**Data entries:**
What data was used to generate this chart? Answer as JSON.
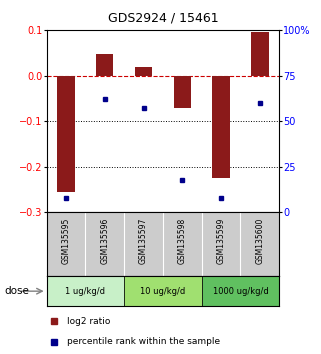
{
  "title": "GDS2924 / 15461",
  "samples": [
    "GSM135595",
    "GSM135596",
    "GSM135597",
    "GSM135598",
    "GSM135599",
    "GSM135600"
  ],
  "log2_ratio": [
    -0.255,
    0.048,
    0.02,
    -0.07,
    -0.225,
    0.095
  ],
  "percentile_rank": [
    8,
    62,
    57,
    18,
    8,
    60
  ],
  "bar_color": "#8B1A1A",
  "dot_color": "#00008B",
  "ylim_left": [
    -0.3,
    0.1
  ],
  "ylim_right": [
    0,
    100
  ],
  "yticks_left": [
    0.1,
    0,
    -0.1,
    -0.2,
    -0.3
  ],
  "yticks_right": [
    100,
    75,
    50,
    25,
    0
  ],
  "doses": [
    {
      "label": "1 ug/kg/d",
      "color": "#c8f0c8"
    },
    {
      "label": "10 ug/kg/d",
      "color": "#a0e070"
    },
    {
      "label": "1000 ug/kg/d",
      "color": "#60c060"
    }
  ],
  "dose_label": "dose",
  "legend_bar_label": "log2 ratio",
  "legend_dot_label": "percentile rank within the sample",
  "hline_color": "#cc0000",
  "dotted_lines": [
    -0.1,
    -0.2
  ],
  "sample_bg_color": "#cccccc",
  "background_color": "#ffffff"
}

**Required task:** Every entry above needs to be retyped exactly; drop the pictures.

**Right answer:**
What data was used to generate this chart? Answer as JSON.
{
  "title": "GDS2924 / 15461",
  "samples": [
    "GSM135595",
    "GSM135596",
    "GSM135597",
    "GSM135598",
    "GSM135599",
    "GSM135600"
  ],
  "log2_ratio": [
    -0.255,
    0.048,
    0.02,
    -0.07,
    -0.225,
    0.095
  ],
  "percentile_rank": [
    8,
    62,
    57,
    18,
    8,
    60
  ],
  "bar_color": "#8B1A1A",
  "dot_color": "#00008B",
  "ylim_left": [
    -0.3,
    0.1
  ],
  "ylim_right": [
    0,
    100
  ],
  "yticks_left": [
    0.1,
    0,
    -0.1,
    -0.2,
    -0.3
  ],
  "yticks_right": [
    100,
    75,
    50,
    25,
    0
  ],
  "doses": [
    {
      "label": "1 ug/kg/d",
      "color": "#c8f0c8"
    },
    {
      "label": "10 ug/kg/d",
      "color": "#a0e070"
    },
    {
      "label": "1000 ug/kg/d",
      "color": "#60c060"
    }
  ],
  "dose_label": "dose",
  "legend_bar_label": "log2 ratio",
  "legend_dot_label": "percentile rank within the sample",
  "hline_color": "#cc0000",
  "dotted_lines": [
    -0.1,
    -0.2
  ],
  "sample_bg_color": "#cccccc",
  "background_color": "#ffffff"
}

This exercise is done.